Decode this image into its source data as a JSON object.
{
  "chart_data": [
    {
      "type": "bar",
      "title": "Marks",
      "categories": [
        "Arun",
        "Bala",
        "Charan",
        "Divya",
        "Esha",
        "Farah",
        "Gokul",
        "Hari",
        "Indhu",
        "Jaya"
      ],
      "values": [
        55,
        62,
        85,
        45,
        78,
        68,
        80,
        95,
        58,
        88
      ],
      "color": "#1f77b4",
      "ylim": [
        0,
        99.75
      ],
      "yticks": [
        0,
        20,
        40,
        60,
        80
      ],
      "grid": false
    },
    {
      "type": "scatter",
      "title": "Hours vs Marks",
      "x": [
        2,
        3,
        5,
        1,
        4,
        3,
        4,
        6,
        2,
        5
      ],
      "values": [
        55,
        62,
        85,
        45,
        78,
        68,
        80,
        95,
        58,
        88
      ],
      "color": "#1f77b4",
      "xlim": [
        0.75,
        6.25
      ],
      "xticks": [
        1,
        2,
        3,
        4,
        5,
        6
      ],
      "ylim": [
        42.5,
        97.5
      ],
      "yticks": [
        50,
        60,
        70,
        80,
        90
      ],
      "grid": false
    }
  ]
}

......

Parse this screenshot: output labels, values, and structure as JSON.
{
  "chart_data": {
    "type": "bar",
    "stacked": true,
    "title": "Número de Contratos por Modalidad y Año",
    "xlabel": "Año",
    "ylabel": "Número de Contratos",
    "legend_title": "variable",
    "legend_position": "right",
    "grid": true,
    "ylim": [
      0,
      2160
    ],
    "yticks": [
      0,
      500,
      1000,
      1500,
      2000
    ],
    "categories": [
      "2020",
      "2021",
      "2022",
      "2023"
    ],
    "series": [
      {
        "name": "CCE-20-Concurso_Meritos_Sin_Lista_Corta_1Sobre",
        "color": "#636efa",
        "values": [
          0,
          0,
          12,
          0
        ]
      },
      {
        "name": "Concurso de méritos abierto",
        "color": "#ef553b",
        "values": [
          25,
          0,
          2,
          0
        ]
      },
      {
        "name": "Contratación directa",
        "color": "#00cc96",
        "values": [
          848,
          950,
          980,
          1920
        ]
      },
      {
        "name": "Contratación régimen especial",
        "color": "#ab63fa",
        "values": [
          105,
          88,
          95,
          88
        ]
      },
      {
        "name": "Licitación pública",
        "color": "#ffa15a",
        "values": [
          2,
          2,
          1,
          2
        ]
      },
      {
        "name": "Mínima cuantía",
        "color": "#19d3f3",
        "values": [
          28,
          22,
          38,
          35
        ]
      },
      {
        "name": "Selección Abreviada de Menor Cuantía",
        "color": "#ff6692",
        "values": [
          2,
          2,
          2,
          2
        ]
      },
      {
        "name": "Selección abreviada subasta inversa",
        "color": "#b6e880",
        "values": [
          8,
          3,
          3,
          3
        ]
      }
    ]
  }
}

......

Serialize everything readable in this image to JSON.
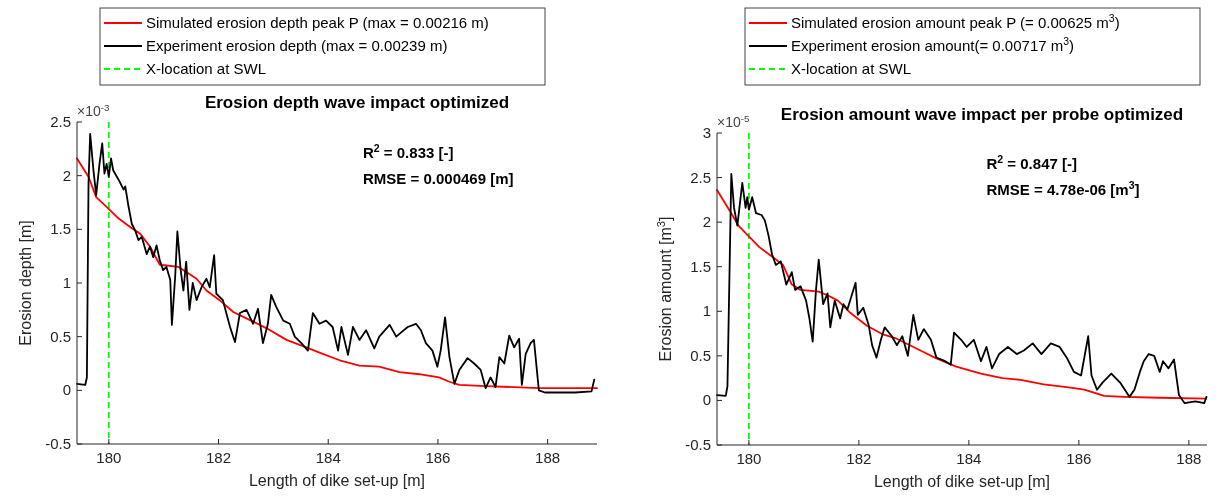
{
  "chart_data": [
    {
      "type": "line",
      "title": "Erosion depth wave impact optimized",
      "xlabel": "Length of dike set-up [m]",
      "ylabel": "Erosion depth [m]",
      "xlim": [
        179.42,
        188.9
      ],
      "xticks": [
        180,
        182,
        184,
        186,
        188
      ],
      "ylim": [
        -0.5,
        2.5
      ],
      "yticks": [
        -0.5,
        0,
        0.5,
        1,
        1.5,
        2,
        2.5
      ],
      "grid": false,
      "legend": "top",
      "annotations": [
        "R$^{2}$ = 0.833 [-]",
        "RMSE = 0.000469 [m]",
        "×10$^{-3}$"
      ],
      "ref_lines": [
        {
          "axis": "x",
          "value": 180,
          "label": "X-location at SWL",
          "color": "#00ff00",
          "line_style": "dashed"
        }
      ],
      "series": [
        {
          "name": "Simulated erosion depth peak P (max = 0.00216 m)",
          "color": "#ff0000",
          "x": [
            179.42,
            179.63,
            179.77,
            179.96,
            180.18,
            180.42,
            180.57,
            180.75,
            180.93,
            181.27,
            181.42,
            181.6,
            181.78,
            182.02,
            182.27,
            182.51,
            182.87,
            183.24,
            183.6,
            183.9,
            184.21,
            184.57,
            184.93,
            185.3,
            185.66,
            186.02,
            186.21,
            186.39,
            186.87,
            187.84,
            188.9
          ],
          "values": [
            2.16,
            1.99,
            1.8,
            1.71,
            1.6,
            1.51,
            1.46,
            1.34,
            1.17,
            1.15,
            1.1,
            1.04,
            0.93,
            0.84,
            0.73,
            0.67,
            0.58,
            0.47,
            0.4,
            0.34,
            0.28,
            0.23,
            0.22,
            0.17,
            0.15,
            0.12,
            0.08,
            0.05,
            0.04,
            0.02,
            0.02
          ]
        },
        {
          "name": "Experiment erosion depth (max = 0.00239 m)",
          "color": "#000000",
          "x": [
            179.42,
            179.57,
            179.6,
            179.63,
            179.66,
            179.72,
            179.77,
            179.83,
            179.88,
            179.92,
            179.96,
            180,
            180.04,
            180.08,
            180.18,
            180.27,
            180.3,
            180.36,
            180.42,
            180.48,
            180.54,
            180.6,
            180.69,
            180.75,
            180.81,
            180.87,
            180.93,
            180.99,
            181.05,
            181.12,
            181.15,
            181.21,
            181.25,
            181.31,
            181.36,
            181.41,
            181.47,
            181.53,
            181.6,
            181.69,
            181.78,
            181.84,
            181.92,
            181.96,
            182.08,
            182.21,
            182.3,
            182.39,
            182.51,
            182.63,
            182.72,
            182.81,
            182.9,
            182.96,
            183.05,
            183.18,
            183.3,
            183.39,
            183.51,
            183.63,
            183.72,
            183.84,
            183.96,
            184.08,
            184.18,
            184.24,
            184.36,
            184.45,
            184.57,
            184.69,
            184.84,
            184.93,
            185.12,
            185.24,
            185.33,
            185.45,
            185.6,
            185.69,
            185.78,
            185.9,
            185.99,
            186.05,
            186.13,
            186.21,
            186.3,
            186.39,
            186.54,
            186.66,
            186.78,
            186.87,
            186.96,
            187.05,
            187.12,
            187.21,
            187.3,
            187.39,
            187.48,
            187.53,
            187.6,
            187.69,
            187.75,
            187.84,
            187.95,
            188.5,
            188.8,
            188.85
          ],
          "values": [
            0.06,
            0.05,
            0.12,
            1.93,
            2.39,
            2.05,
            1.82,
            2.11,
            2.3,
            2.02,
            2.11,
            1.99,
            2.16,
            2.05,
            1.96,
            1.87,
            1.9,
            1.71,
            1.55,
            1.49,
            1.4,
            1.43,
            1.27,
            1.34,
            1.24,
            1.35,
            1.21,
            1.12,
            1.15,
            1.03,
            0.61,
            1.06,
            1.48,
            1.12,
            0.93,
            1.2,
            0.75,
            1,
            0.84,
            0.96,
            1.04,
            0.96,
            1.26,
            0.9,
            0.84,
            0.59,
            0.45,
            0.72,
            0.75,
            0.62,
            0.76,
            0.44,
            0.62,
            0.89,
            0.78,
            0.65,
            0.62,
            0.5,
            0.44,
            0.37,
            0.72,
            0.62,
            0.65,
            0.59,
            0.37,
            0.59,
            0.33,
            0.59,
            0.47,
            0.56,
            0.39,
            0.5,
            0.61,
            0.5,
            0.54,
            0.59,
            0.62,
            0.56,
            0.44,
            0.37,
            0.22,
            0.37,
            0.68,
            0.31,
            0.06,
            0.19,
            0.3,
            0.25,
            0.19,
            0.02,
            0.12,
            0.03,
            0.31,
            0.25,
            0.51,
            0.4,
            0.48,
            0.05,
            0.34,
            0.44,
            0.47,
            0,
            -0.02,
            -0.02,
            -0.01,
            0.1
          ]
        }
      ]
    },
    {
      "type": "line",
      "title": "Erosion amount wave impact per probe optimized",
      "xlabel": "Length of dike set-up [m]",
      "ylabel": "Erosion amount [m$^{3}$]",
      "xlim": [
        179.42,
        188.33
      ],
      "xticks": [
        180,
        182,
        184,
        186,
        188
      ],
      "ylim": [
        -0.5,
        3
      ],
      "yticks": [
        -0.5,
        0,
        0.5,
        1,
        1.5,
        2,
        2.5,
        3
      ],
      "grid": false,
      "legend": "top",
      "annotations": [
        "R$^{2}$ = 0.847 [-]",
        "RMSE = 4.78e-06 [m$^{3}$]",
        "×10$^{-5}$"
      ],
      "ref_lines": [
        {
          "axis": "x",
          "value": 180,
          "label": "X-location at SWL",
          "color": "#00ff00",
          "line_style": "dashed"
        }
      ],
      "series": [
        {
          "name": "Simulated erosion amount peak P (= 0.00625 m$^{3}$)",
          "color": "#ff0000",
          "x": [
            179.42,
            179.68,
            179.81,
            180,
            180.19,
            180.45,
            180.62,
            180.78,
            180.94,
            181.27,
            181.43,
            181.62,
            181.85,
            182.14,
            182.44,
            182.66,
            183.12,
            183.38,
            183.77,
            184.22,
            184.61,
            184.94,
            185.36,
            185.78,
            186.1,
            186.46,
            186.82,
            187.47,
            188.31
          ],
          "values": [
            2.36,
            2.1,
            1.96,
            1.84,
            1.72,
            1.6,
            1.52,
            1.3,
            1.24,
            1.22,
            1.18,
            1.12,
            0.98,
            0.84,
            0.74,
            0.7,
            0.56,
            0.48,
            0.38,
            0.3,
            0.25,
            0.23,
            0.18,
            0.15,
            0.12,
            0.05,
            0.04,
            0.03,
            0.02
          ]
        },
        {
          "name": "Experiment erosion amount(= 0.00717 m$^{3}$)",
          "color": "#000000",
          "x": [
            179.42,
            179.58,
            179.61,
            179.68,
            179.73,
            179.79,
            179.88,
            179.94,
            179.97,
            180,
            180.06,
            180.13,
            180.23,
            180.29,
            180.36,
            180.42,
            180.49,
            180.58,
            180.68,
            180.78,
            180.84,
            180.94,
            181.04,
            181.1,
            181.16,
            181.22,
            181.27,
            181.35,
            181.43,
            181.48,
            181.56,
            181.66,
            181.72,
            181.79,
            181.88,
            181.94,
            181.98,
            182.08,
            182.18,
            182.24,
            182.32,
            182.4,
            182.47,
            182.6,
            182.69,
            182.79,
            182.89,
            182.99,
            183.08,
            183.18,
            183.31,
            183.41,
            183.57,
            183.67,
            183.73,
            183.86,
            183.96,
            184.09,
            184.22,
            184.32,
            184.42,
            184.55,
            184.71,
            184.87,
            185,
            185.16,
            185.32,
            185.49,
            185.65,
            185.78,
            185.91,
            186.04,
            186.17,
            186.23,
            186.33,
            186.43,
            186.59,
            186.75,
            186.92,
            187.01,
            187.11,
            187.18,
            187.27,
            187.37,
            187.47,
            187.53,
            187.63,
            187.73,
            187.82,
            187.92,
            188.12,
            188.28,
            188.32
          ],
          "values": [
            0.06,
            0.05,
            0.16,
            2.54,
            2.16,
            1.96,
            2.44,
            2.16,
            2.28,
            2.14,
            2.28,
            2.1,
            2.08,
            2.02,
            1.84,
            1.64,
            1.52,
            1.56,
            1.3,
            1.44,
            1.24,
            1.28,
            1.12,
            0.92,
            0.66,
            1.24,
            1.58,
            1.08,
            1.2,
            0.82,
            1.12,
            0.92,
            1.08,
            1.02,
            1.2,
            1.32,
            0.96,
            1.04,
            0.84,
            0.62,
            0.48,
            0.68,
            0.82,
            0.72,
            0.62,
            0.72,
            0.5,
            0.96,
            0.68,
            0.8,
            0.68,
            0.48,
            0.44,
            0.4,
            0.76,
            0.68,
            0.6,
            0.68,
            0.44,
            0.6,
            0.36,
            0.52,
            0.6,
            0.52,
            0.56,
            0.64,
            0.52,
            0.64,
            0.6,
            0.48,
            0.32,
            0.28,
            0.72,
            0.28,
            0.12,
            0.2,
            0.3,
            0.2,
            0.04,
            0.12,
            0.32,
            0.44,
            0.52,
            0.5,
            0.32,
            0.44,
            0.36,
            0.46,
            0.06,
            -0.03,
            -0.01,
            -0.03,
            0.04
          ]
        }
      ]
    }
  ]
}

......

## Task requirements
Select and copy every line of the listing with the word "name".

## The result
        "name": "CCE-20-Concurso_Meritos_Sin_Lista_Corta_1Sobre",
        "name": "Concurso de méritos abierto",
        "name": "Contratación directa",
        "name": "Contratación régimen especial",
        "name": "Licitación pública",
        "name": "Mínima cuantía",
        "name": "Selección Abreviada de Menor Cuantía",
        "name": "Selección abreviada subasta inversa",
          "name": "Simulated erosion depth peak P (max = 0.00216 m)",
          "name": "Experiment erosion depth (max = 0.00239 m)",
          "name": "Simulated erosion amount peak P (= 0.00625 m$^{3}$)",
          "name": "Experiment erosion amount(= 0.00717 m$^{3}$)",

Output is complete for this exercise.